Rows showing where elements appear
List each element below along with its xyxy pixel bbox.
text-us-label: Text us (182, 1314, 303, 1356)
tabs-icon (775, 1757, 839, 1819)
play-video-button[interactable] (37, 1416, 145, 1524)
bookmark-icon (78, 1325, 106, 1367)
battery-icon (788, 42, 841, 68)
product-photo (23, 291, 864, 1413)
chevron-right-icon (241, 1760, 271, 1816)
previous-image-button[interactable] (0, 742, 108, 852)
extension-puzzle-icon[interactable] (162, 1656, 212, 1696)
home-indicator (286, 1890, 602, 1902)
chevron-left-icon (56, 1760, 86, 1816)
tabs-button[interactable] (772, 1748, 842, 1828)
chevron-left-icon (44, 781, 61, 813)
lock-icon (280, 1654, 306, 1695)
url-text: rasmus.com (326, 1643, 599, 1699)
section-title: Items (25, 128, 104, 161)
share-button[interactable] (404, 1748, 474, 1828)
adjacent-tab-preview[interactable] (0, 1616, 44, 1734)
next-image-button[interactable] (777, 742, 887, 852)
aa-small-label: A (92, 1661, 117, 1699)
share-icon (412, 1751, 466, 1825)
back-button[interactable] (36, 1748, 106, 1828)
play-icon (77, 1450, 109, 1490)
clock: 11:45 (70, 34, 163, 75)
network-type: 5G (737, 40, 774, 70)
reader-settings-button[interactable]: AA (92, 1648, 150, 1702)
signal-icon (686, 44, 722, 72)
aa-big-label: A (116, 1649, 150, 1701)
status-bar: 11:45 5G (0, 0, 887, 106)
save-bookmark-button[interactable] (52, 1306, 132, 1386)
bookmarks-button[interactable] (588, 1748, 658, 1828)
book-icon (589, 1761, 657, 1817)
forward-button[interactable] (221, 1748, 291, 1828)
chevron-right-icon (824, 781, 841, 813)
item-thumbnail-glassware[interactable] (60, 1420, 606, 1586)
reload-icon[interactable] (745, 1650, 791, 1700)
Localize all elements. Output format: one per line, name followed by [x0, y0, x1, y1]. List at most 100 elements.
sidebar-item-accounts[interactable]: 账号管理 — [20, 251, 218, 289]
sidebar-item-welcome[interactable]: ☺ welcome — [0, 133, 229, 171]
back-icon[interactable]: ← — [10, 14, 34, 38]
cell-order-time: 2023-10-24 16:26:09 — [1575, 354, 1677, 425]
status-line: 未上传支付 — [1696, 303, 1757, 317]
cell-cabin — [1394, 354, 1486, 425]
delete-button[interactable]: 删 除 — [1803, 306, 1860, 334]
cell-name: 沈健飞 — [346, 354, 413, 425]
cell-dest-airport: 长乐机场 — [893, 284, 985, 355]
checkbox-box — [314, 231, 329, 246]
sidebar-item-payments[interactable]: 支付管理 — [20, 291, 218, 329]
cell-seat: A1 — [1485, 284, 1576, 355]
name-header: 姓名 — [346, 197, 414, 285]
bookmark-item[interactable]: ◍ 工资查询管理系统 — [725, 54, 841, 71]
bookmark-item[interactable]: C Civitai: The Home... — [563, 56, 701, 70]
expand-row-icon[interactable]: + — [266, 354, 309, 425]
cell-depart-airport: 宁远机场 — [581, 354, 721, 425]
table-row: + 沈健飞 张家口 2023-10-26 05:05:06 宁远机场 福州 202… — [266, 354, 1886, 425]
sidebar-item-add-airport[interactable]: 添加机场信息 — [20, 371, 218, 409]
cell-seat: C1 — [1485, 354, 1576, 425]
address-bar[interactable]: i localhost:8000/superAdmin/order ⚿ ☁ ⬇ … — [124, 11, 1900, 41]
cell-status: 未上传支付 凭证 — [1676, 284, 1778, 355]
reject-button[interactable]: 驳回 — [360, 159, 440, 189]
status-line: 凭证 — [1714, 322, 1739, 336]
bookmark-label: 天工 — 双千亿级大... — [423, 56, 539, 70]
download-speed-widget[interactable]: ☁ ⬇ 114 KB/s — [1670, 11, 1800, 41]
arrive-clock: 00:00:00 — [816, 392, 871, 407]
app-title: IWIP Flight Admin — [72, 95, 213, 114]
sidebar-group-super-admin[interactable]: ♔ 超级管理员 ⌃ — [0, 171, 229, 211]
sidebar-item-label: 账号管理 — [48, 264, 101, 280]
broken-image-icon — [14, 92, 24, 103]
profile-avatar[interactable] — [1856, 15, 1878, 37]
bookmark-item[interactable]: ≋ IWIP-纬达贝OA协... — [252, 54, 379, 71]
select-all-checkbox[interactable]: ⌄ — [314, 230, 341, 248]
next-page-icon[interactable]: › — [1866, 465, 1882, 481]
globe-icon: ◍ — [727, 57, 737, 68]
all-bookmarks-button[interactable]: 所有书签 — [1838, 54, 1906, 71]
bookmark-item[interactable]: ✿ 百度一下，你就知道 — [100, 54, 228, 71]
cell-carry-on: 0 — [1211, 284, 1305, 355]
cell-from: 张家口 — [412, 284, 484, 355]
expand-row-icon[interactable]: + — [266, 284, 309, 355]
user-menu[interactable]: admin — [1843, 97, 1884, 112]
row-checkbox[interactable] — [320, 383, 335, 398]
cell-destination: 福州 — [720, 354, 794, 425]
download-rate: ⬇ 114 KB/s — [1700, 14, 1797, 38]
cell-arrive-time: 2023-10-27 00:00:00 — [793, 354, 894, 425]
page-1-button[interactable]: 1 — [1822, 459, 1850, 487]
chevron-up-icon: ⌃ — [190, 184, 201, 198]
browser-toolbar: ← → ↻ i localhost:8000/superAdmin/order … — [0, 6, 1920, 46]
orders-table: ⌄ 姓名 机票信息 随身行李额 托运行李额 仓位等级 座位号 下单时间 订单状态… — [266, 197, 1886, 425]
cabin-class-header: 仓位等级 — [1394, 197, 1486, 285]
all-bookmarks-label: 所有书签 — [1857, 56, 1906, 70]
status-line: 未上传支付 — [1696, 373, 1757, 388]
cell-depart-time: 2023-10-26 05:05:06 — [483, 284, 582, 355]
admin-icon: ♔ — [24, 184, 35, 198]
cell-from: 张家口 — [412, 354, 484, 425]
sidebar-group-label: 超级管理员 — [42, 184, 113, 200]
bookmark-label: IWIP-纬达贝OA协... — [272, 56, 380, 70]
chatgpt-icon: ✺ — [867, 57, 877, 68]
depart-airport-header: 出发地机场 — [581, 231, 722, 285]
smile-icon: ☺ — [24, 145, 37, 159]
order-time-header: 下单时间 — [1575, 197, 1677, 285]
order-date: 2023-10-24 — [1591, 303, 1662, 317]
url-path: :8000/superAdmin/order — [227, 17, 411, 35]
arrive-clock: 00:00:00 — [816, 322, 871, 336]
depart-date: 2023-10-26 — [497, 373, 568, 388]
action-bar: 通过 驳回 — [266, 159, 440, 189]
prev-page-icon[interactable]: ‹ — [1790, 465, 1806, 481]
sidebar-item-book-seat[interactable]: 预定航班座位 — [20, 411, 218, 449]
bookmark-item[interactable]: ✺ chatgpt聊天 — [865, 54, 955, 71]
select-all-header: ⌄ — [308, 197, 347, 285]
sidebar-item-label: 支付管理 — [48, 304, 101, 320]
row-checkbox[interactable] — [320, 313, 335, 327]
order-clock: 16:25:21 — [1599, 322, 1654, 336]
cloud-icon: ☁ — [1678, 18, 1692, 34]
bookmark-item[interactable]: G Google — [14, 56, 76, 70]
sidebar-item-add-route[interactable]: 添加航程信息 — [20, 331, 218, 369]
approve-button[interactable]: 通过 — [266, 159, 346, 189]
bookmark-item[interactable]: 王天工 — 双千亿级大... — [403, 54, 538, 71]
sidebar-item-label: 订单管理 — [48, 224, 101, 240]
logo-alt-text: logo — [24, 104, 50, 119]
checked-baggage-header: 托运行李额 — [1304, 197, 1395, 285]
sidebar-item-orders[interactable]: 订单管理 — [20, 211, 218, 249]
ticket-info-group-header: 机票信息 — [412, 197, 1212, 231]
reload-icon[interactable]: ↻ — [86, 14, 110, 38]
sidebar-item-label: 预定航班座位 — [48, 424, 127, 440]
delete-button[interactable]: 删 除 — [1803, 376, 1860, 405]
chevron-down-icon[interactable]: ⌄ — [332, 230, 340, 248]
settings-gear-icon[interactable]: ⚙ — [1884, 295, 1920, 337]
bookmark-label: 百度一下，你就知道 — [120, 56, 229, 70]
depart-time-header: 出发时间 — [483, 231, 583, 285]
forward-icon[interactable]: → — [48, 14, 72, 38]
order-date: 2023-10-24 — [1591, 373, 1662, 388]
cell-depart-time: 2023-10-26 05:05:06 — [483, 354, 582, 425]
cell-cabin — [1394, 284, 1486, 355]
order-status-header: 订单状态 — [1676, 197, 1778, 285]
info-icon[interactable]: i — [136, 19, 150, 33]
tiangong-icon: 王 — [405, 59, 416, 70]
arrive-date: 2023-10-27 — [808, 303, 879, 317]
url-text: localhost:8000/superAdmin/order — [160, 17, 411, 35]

→ **Goal**
Reproduce the rows without any changes, starting at the first row and ending at the row that contains "back-icon[interactable]: ← — [10, 14, 34, 38]".

→ **Task response**
List each element below along with its xyxy pixel bbox.
text-us-label: Text us (182, 1314, 303, 1356)
tabs-icon (775, 1757, 839, 1819)
play-video-button[interactable] (37, 1416, 145, 1524)
bookmark-icon (78, 1325, 106, 1367)
battery-icon (788, 42, 841, 68)
product-photo (23, 291, 864, 1413)
chevron-right-icon (241, 1760, 271, 1816)
previous-image-button[interactable] (0, 742, 108, 852)
extension-puzzle-icon[interactable] (162, 1656, 212, 1696)
home-indicator (286, 1890, 602, 1902)
chevron-left-icon (56, 1760, 86, 1816)
tabs-button[interactable] (772, 1748, 842, 1828)
chevron-left-icon (44, 781, 61, 813)
lock-icon (280, 1654, 306, 1695)
url-text: rasmus.com (326, 1643, 599, 1699)
section-title: Items (25, 128, 104, 161)
share-button[interactable] (404, 1748, 474, 1828)
adjacent-tab-preview[interactable] (0, 1616, 44, 1734)
next-image-button[interactable] (777, 742, 887, 852)
aa-small-label: A (92, 1661, 117, 1699)
share-icon (412, 1751, 466, 1825)
back-button[interactable] (36, 1748, 106, 1828)
play-icon (77, 1450, 109, 1490)
clock: 11:45 (70, 34, 163, 75)
network-type: 5G (737, 40, 774, 70)
reader-settings-button[interactable]: AA (92, 1648, 150, 1702)
signal-icon (686, 44, 722, 72)
aa-big-label: A (116, 1649, 150, 1701)
status-bar: 11:45 5G (0, 0, 887, 106)
save-bookmark-button[interactable] (52, 1306, 132, 1386)
bookmarks-button[interactable] (588, 1748, 658, 1828)
book-icon (589, 1761, 657, 1817)
forward-button[interactable] (221, 1748, 291, 1828)
chevron-right-icon (824, 781, 841, 813)
item-thumbnail-glassware[interactable] (60, 1420, 606, 1586)
reload-icon[interactable] (745, 1650, 791, 1700)
Localize all elements. Output format: one per line, name followed by [x0, y0, x1, y1]. List at most 100 elements.
sidebar-item-accounts[interactable]: 账号管理 — [20, 251, 218, 289]
sidebar-item-welcome[interactable]: ☺ welcome — [0, 133, 229, 171]
back-icon[interactable]: ← — [10, 14, 34, 38]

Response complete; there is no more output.